◆ Task to complete
Images are excluded; otherwise, output every record exactly.

— start of Information provided —

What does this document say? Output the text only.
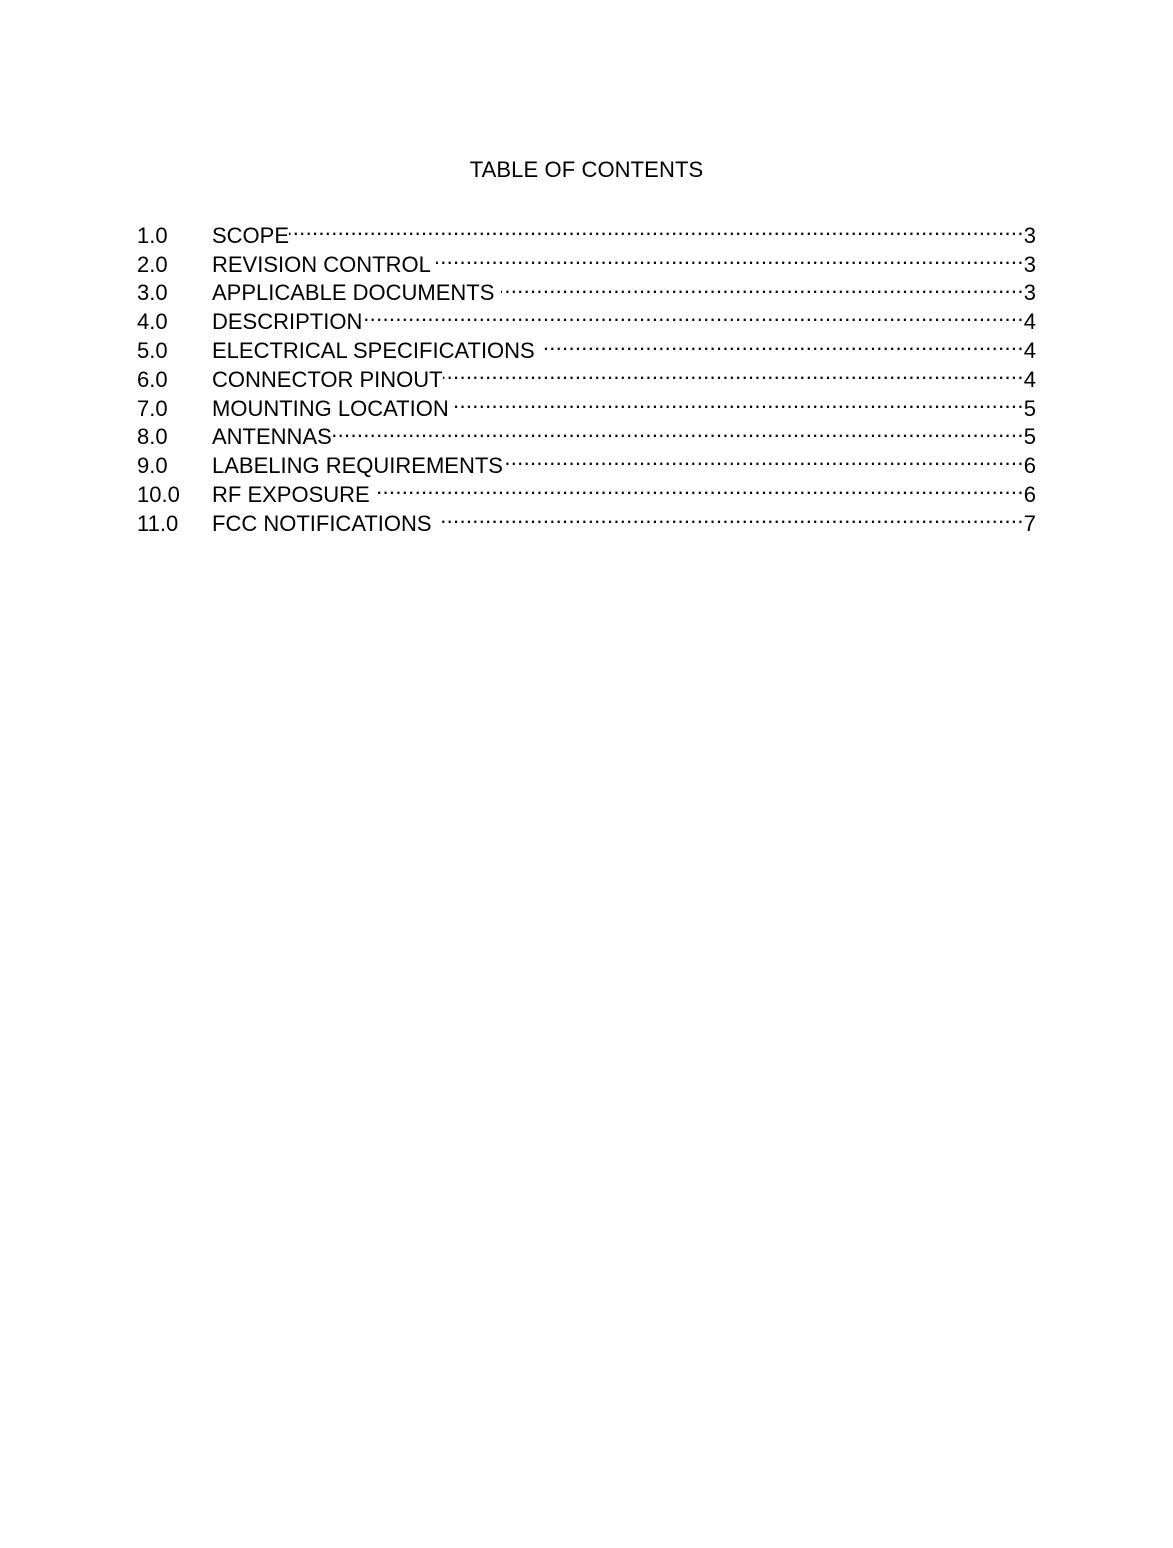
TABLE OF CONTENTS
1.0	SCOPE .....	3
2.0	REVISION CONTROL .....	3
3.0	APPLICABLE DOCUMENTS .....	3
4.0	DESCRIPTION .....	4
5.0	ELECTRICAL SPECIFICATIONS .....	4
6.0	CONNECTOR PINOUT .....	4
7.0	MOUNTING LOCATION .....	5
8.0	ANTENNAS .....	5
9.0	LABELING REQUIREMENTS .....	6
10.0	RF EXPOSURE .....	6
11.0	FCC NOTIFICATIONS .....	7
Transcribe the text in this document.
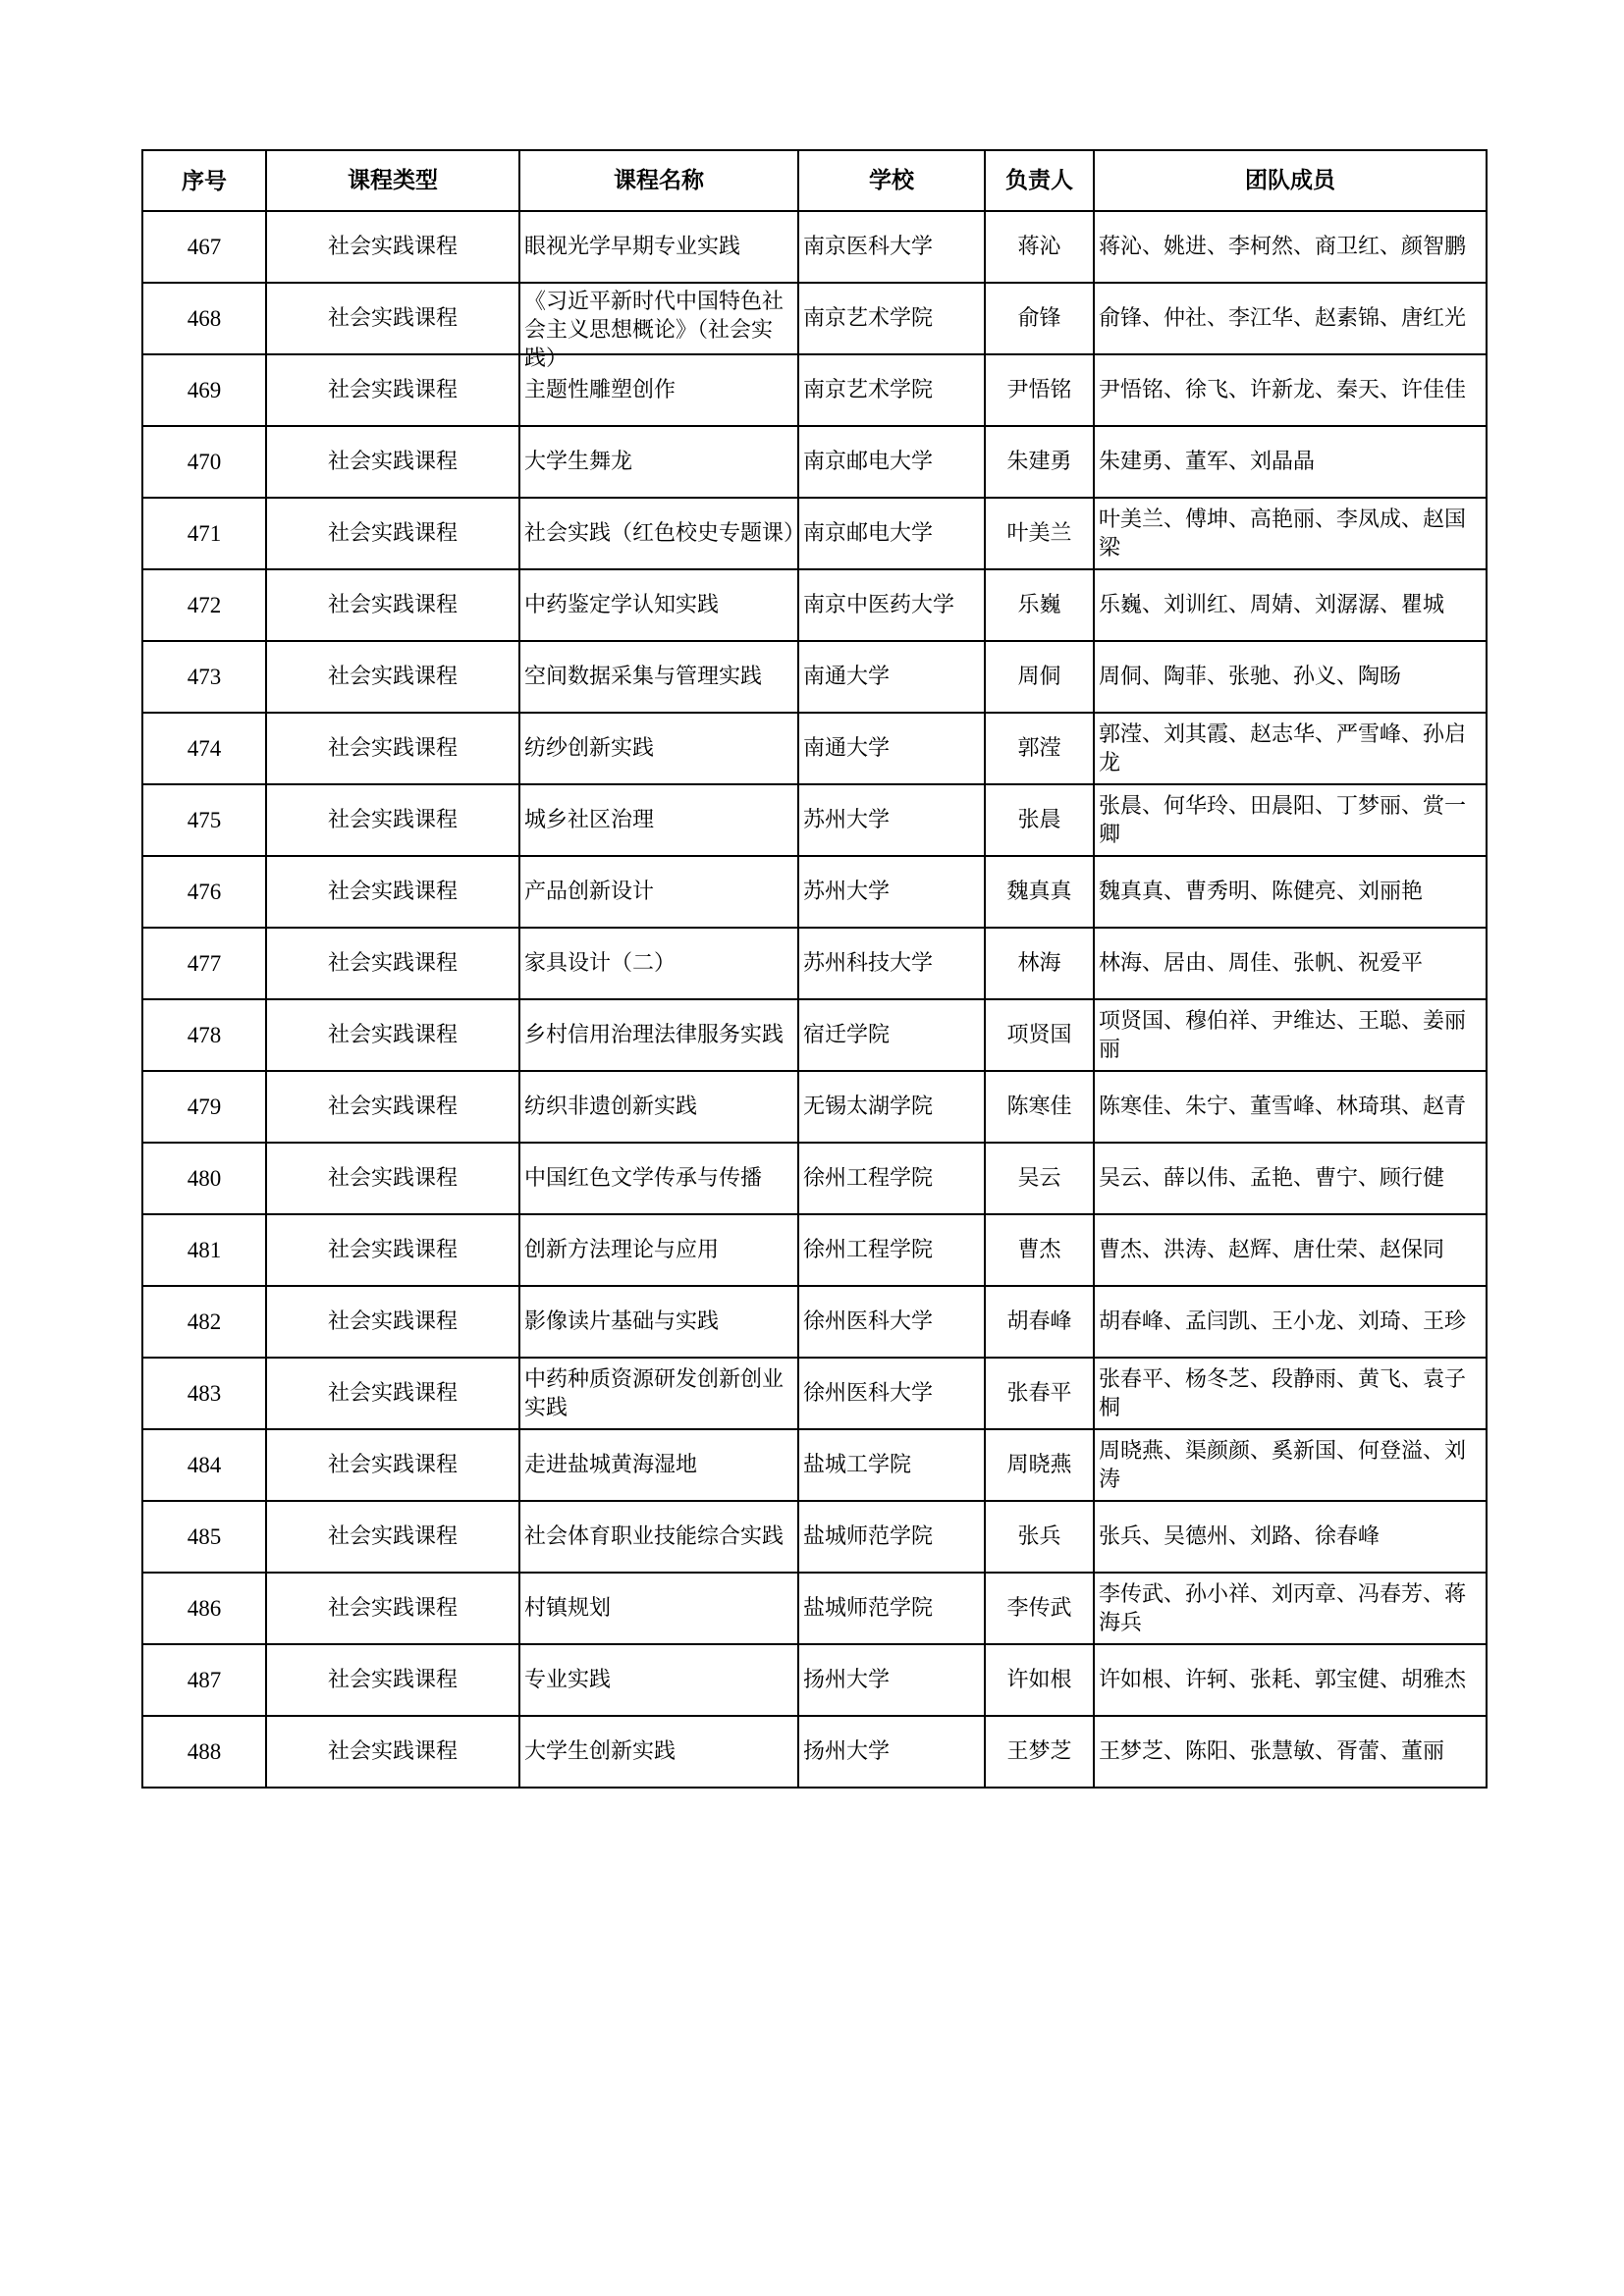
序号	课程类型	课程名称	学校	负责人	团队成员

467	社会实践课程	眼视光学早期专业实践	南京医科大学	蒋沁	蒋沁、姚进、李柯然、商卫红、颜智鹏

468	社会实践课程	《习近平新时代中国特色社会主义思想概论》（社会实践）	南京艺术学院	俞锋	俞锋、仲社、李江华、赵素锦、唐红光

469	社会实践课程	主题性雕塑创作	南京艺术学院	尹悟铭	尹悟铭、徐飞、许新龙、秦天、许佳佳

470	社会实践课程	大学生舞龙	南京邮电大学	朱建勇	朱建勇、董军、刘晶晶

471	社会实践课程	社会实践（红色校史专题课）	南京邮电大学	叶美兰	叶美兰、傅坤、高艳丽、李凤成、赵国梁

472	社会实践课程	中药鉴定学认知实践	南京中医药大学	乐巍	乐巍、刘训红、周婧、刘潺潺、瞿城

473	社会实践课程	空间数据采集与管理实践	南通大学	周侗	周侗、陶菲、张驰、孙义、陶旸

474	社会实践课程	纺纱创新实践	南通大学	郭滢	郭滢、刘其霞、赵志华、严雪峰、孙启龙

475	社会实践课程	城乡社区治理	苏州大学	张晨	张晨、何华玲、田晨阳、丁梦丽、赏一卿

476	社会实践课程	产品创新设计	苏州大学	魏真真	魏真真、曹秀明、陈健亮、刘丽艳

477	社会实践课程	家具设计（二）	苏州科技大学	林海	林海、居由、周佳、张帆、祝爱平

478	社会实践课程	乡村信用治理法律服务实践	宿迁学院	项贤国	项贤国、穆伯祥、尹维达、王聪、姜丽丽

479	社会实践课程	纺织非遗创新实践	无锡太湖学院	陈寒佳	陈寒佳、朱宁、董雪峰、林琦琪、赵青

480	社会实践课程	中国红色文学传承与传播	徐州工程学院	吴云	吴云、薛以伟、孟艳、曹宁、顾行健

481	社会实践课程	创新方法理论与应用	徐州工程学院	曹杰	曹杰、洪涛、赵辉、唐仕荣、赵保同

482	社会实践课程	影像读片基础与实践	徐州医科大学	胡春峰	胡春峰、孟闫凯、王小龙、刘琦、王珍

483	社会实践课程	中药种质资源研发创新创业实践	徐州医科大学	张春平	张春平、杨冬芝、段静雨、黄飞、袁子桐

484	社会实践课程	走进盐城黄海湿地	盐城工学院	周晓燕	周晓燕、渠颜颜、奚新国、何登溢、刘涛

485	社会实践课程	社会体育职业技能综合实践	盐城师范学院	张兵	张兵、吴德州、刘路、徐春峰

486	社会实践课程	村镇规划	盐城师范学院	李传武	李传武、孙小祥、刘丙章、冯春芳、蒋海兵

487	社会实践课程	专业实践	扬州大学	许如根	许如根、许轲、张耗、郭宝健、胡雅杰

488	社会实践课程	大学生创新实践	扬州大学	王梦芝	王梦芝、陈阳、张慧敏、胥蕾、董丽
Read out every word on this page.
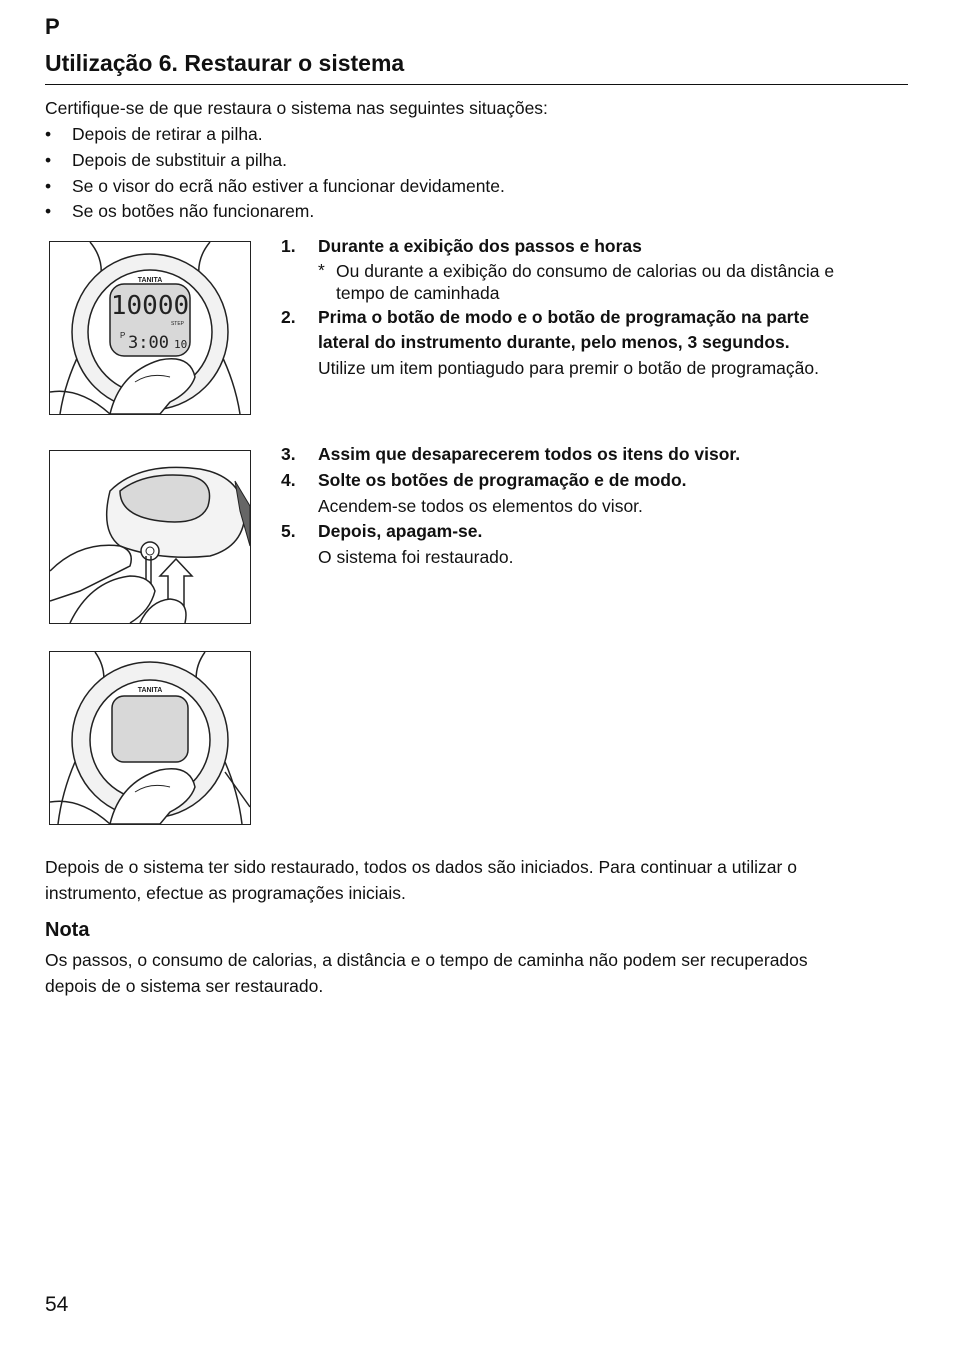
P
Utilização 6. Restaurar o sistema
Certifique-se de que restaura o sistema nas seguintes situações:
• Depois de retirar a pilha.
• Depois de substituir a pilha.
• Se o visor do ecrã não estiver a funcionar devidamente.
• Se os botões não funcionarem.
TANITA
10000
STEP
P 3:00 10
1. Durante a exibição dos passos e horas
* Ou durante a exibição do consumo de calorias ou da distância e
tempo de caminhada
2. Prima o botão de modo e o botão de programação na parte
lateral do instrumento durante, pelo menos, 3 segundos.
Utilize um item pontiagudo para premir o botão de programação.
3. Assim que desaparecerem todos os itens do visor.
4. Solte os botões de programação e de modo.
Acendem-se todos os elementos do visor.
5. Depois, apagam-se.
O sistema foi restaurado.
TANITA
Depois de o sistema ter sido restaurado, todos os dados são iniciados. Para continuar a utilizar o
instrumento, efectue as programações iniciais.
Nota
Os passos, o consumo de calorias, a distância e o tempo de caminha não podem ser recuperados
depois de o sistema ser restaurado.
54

— end of Information provided —

◆ Solution for this exercise
What does this document say? Output the text only.
TABLE OF CONTENTS
1.0	SCOPE .....	3
2.0	REVISION CONTROL .....	3
3.0	APPLICABLE DOCUMENTS .....	3
4.0	DESCRIPTION .....	4
5.0	ELECTRICAL SPECIFICATIONS .....	4
6.0	CONNECTOR PINOUT .....	4
7.0	MOUNTING LOCATION .....	5
8.0	ANTENNAS .....	5
9.0	LABELING REQUIREMENTS .....	6
10.0	RF EXPOSURE .....	6
11.0	FCC NOTIFICATIONS .....	7
Transcribe the text in this document.
序号	课程类型	课程名称	学校	负责人	团队成员

467	社会实践课程	眼视光学早期专业实践	南京医科大学	蒋沁	蒋沁、姚进、李柯然、商卫红、颜智鹏

468	社会实践课程	《习近平新时代中国特色社会主义思想概论》（社会实践）	南京艺术学院	俞锋	俞锋、仲社、李江华、赵素锦、唐红光

469	社会实践课程	主题性雕塑创作	南京艺术学院	尹悟铭	尹悟铭、徐飞、许新龙、秦天、许佳佳

470	社会实践课程	大学生舞龙	南京邮电大学	朱建勇	朱建勇、董军、刘晶晶

471	社会实践课程	社会实践（红色校史专题课）	南京邮电大学	叶美兰	叶美兰、傅坤、高艳丽、李凤成、赵国梁

472	社会实践课程	中药鉴定学认知实践	南京中医药大学	乐巍	乐巍、刘训红、周婧、刘潺潺、瞿城

473	社会实践课程	空间数据采集与管理实践	南通大学	周侗	周侗、陶菲、张驰、孙义、陶旸

474	社会实践课程	纺纱创新实践	南通大学	郭滢	郭滢、刘其霞、赵志华、严雪峰、孙启龙

475	社会实践课程	城乡社区治理	苏州大学	张晨	张晨、何华玲、田晨阳、丁梦丽、赏一卿

476	社会实践课程	产品创新设计	苏州大学	魏真真	魏真真、曹秀明、陈健亮、刘丽艳

477	社会实践课程	家具设计（二）	苏州科技大学	林海	林海、居由、周佳、张帆、祝爱平

478	社会实践课程	乡村信用治理法律服务实践	宿迁学院	项贤国	项贤国、穆伯祥、尹维达、王聪、姜丽丽

479	社会实践课程	纺织非遗创新实践	无锡太湖学院	陈寒佳	陈寒佳、朱宁、董雪峰、林琦琪、赵青

480	社会实践课程	中国红色文学传承与传播	徐州工程学院	吴云	吴云、薛以伟、孟艳、曹宁、顾行健

481	社会实践课程	创新方法理论与应用	徐州工程学院	曹杰	曹杰、洪涛、赵辉、唐仕荣、赵保同

482	社会实践课程	影像读片基础与实践	徐州医科大学	胡春峰	胡春峰、孟闫凯、王小龙、刘琦、王珍

483	社会实践课程	中药种质资源研发创新创业实践	徐州医科大学	张春平	张春平、杨冬芝、段静雨、黄飞、袁子桐

484	社会实践课程	走进盐城黄海湿地	盐城工学院	周晓燕	周晓燕、渠颜颜、奚新国、何登溢、刘涛

485	社会实践课程	社会体育职业技能综合实践	盐城师范学院	张兵	张兵、吴德州、刘路、徐春峰

486	社会实践课程	村镇规划	盐城师范学院	李传武	李传武、孙小祥、刘丙章、冯春芳、蒋海兵

487	社会实践课程	专业实践	扬州大学	许如根	许如根、许轲、张耗、郭宝健、胡雅杰

488	社会实践课程	大学生创新实践	扬州大学	王梦芝	王梦芝、陈阳、张慧敏、胥蕾、董丽
Read out every word on this page.
P
Utilização 6. Restaurar o sistema
Certifique-se de que restaura o sistema nas seguintes situações:
• Depois de retirar a pilha.
• Depois de substituir a pilha.
• Se o visor do ecrã não estiver a funcionar devidamente.
• Se os botões não funcionarem.
TANITA
10000
STEP
P 3:00 10
1. Durante a exibição dos passos e horas
* Ou durante a exibição do consumo de calorias ou da distância e
tempo de caminhada
2. Prima o botão de modo e o botão de programação na parte
lateral do instrumento durante, pelo menos, 3 segundos.
Utilize um item pontiagudo para premir o botão de programação.
3. Assim que desaparecerem todos os itens do visor.
4. Solte os botões de programação e de modo.
Acendem-se todos os elementos do visor.
5. Depois, apagam-se.
O sistema foi restaurado.
TANITA
Depois de o sistema ter sido restaurado, todos os dados são iniciados. Para continuar a utilizar o
instrumento, efectue as programações iniciais.
Nota
Os passos, o consumo de calorias, a distância e o tempo de caminha não podem ser recuperados
depois de o sistema ser restaurado.
54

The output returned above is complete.